-- Dataset records --
━━━━━━━━━━━━━━━━━━━━
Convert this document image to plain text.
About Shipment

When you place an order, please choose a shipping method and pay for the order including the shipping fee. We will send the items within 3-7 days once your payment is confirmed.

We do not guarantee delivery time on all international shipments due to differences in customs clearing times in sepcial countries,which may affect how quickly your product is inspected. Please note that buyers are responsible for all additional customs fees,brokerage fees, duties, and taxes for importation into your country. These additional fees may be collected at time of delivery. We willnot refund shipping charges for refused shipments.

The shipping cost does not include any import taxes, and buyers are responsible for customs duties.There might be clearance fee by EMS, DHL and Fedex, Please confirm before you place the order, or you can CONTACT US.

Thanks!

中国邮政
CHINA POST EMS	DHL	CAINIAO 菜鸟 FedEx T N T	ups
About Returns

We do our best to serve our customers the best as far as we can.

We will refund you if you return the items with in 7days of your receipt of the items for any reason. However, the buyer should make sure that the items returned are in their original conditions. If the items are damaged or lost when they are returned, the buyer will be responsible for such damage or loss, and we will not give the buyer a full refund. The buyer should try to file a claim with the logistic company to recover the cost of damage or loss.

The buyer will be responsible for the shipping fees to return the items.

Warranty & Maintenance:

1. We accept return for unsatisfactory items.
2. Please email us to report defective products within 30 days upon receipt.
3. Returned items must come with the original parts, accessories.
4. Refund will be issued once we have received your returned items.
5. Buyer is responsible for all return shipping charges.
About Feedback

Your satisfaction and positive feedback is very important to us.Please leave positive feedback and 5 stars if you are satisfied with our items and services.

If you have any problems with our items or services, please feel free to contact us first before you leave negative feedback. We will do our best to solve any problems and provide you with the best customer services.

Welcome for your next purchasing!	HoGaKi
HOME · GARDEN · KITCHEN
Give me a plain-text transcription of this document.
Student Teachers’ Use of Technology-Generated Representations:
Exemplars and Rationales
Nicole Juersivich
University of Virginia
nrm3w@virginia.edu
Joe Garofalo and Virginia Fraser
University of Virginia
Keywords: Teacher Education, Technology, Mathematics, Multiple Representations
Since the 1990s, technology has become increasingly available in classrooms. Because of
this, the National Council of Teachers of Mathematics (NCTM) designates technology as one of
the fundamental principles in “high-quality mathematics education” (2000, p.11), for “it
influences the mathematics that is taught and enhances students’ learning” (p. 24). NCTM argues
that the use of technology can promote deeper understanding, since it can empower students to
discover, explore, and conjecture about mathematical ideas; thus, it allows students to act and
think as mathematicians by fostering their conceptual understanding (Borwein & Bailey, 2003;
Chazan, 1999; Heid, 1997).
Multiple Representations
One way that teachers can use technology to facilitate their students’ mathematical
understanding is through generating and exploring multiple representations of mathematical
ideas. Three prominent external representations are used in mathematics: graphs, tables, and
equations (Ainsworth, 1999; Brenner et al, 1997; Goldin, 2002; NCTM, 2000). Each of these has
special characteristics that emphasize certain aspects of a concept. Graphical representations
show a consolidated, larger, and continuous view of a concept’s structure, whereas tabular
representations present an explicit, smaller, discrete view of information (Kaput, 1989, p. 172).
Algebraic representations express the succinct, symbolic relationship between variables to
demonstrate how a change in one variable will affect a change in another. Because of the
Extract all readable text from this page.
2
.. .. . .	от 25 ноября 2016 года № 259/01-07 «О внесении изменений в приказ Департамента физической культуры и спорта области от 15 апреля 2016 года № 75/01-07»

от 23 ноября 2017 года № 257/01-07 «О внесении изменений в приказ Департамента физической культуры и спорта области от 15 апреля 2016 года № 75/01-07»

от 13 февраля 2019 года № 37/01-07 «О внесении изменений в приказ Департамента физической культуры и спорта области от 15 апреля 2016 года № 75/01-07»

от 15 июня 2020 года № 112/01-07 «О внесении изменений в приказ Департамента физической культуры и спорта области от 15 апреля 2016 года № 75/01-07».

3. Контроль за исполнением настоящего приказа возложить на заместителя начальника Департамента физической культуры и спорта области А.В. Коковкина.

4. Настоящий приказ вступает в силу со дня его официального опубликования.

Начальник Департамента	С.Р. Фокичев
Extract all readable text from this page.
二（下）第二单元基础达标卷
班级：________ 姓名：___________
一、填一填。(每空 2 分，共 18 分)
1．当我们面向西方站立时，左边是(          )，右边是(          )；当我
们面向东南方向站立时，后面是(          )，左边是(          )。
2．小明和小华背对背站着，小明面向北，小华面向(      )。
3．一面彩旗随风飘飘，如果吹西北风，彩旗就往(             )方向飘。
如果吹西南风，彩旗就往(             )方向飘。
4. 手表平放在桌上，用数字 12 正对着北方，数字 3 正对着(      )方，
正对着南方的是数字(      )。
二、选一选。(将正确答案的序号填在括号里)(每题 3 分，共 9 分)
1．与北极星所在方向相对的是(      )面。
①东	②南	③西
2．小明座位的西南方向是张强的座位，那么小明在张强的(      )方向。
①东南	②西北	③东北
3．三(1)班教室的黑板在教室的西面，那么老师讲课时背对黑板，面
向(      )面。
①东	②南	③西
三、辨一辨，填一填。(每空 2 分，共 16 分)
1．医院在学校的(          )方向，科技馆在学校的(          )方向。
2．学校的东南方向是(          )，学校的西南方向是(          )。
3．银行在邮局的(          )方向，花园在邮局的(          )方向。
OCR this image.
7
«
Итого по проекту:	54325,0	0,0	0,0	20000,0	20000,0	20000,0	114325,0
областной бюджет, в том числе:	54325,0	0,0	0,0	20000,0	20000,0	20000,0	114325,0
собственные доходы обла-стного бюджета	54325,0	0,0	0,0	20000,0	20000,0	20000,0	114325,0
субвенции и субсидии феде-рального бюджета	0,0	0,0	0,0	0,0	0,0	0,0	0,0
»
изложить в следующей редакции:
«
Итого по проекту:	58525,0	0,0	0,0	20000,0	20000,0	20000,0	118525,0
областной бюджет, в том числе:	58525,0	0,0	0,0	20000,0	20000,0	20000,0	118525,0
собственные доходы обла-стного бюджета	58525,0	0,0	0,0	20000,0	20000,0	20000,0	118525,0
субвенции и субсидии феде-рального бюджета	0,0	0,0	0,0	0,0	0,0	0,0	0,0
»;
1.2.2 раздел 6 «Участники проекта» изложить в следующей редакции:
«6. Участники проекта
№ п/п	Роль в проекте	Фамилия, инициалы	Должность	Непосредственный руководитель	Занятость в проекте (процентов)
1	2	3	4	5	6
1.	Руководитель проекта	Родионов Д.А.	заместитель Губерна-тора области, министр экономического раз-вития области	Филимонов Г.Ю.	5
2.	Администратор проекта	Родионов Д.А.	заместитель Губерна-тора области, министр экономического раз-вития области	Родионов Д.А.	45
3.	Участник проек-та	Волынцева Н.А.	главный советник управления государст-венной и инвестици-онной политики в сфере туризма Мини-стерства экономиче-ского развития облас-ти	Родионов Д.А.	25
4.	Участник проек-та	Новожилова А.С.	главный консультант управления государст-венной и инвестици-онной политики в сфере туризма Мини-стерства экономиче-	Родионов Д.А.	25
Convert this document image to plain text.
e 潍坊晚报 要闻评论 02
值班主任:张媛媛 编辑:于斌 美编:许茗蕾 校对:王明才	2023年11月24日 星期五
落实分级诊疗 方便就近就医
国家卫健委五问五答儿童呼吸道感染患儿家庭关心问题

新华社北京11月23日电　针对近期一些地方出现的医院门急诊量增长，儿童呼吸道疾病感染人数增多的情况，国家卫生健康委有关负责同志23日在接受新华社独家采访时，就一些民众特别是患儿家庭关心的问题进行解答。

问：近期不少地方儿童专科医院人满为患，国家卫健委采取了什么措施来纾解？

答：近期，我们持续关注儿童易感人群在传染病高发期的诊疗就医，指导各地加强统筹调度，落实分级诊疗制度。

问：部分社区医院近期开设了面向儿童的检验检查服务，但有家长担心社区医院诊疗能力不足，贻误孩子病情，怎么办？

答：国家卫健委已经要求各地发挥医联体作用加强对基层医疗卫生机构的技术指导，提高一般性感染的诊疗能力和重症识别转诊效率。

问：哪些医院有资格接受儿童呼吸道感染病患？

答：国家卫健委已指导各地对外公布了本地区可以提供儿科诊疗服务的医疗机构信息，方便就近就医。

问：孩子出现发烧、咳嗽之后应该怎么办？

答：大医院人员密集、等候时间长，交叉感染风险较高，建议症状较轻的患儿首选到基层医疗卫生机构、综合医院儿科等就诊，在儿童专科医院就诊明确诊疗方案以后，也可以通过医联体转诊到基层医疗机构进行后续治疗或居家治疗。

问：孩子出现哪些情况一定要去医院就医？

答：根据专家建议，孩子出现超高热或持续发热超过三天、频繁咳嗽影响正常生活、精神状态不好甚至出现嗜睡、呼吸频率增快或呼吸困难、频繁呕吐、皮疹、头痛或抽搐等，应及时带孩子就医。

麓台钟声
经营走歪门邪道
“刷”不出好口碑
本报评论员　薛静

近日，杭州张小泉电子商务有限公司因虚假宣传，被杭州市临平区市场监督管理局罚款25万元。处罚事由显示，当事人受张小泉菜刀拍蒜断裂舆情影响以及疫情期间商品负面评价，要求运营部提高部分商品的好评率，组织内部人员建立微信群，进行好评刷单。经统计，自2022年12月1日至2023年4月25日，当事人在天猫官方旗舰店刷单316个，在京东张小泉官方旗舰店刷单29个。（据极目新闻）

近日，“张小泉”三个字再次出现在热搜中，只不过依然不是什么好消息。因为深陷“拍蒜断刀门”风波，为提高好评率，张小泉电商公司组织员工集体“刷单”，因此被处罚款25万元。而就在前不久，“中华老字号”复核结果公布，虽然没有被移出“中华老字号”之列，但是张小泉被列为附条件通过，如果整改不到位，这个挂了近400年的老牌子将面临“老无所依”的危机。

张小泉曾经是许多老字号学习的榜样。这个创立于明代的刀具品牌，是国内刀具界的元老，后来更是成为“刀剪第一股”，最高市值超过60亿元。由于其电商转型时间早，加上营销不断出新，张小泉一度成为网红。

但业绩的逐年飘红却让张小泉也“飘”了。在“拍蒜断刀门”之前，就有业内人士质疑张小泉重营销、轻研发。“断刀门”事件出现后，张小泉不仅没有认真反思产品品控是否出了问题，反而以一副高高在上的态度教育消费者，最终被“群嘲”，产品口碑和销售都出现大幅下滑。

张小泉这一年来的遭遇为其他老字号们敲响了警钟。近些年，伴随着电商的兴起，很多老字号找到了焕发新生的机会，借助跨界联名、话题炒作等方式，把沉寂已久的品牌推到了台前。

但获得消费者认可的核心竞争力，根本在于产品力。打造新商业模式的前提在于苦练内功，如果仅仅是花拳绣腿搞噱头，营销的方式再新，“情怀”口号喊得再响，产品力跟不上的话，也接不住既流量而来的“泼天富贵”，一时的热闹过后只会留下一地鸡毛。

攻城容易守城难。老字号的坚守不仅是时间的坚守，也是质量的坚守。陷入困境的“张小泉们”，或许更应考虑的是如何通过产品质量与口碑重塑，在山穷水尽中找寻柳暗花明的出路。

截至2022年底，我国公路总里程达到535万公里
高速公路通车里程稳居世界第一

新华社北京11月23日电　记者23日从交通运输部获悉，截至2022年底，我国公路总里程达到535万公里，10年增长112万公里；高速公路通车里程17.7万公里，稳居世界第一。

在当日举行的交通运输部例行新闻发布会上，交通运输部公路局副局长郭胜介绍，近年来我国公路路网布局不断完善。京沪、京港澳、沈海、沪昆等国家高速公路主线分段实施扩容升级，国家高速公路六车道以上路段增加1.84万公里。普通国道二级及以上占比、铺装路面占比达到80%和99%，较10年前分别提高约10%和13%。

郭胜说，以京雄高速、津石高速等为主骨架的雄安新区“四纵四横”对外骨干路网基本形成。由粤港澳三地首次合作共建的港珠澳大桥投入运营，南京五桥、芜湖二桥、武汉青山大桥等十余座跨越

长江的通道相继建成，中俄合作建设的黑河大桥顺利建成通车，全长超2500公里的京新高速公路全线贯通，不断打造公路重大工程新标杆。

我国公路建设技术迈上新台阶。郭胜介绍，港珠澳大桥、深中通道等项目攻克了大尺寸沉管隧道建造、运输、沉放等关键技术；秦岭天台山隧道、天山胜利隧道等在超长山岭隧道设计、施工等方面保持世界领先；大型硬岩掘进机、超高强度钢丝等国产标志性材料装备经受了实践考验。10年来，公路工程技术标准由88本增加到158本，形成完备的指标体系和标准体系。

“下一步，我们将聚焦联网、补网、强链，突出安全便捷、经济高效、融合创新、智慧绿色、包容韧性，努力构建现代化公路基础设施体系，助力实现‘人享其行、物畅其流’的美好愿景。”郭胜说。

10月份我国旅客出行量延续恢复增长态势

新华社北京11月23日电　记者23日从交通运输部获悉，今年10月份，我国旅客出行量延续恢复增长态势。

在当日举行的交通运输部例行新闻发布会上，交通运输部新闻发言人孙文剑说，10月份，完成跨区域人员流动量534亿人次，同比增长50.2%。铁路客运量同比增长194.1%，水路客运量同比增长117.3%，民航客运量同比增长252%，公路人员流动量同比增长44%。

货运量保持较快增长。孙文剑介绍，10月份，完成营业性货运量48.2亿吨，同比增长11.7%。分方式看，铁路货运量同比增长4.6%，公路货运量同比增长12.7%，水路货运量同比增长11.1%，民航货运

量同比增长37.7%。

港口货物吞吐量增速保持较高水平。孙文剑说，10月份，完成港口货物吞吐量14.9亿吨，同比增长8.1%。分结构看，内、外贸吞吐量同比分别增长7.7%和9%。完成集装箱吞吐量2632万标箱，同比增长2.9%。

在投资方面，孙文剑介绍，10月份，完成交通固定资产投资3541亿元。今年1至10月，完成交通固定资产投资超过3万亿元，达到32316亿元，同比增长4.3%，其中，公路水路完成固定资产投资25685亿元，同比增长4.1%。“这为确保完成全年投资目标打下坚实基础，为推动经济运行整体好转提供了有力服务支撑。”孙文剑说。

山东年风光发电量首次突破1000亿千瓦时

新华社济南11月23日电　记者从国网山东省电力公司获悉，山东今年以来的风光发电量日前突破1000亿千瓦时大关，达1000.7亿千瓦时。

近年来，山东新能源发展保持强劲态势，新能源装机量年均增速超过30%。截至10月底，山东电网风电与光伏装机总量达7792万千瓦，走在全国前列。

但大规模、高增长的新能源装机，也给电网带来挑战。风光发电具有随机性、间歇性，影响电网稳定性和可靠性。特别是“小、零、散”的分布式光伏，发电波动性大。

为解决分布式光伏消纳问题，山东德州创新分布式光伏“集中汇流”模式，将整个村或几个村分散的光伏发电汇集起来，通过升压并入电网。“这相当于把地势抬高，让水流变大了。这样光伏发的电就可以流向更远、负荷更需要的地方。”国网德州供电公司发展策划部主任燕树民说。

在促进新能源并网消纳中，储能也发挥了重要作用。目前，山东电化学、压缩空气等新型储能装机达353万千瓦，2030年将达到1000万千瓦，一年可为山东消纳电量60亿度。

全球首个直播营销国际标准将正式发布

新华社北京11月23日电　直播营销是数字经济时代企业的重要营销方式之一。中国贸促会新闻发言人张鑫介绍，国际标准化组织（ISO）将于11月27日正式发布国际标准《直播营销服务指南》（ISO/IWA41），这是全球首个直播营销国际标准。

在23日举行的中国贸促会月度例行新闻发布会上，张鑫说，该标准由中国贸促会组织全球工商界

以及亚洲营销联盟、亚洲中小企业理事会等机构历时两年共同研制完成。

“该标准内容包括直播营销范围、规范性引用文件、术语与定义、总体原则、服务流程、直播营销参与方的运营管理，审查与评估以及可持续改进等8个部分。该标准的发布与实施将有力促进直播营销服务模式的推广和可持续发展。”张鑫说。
━━━━━━━━━━━━━━━━━━━━
-- The request --
Write down the number of lines where the word "апреля" appears, and nothing further.

-- Solution to this exercise --
4